• To be done
Where a line holds the word "государственной", copy that line.

• Items from a dataset
========================================

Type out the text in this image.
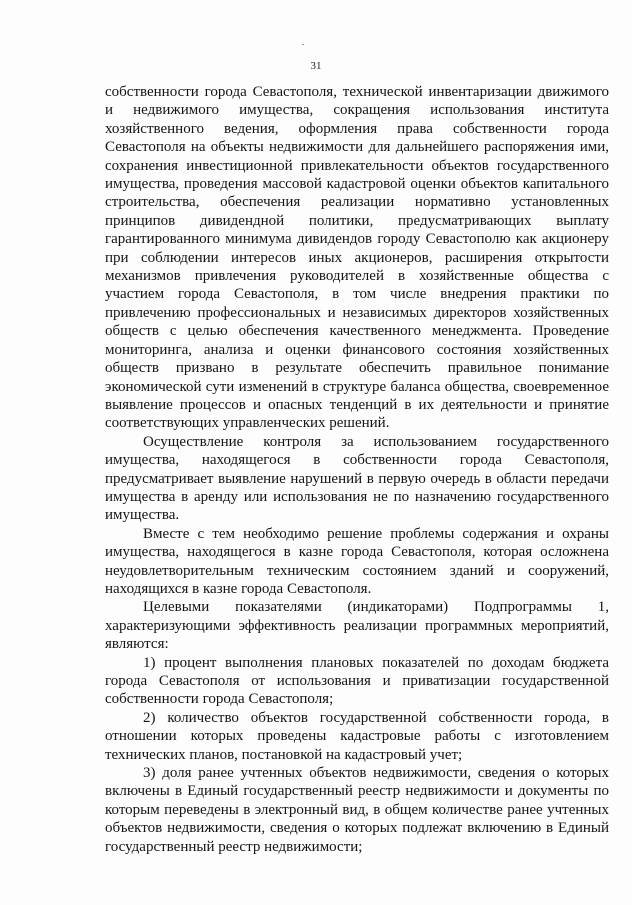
31

собственности города Севастополя, технической инвентаризации движимого и недвижимого имущества, сокращения использования института хозяйственного ведения, оформления права собственности города Севастополя на объекты недвижимости для дальнейшего распоряжения ими, сохранения инвестиционной привлекательности объектов государственного имущества, проведения массовой кадастровой оценки объектов капитального строительства, обеспечения реализации нормативно установленных принципов дивидендной политики, предусматривающих выплату гарантированного минимума дивидендов городу Севастополю как акционеру при соблюдении интересов иных акционеров, расширения открытости механизмов привлечения руководителей в хозяйственные общества с участием города Севастополя, в том числе внедрения практики по привлечению профессиональных и независимых директоров хозяйственных обществ с целью обеспечения качественного менеджмента. Проведение мониторинга, анализа и оценки финансового состояния хозяйственных обществ призвано в результате обеспечить правильное понимание экономической сути изменений в структуре баланса общества, своевременное выявление процессов и опасных тенденций в их деятельности и принятие соответствующих управленческих решений.

Осуществление контроля за использованием государственного имущества, находящегося в собственности города Севастополя, предусматривает выявление нарушений в первую очередь в области передачи имущества в аренду или использования не по назначению государственного имущества.

Вместе с тем необходимо решение проблемы содержания и охраны имущества, находящегося в казне города Севастополя, которая осложнена неудовлетворительным техническим состоянием зданий и сооружений, находящихся в казне города Севастополя.

Целевыми показателями (индикаторами) Подпрограммы 1, характеризующими эффективность реализации программных мероприятий, являются:

1) процент выполнения плановых показателей по доходам бюджета города Севастополя от использования и приватизации государственной собственности города Севастополя;

2) количество объектов государственной собственности города, в отношении которых проведены кадастровые работы с изготовлением технических планов, постановкой на кадастровый учет;

3) доля ранее учтенных объектов недвижимости, сведения о которых включены в Единый государственный реестр недвижимости и документы по которым переведены в электронный вид, в общем количестве ранее учтенных объектов недвижимости, сведения о которых подлежат включению в Единый государственный реестр недвижимости;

========================================

• Complete answer
1) процент выполнения плановых показателей по доходам бюджета города Севастополя от использования и приватизации государственной собственности города Севастополя;
2) количество объектов государственной собственности города, в отношении которых проведены кадастровые работы с изготовлением технических планов, постановкой на кадастровый учет;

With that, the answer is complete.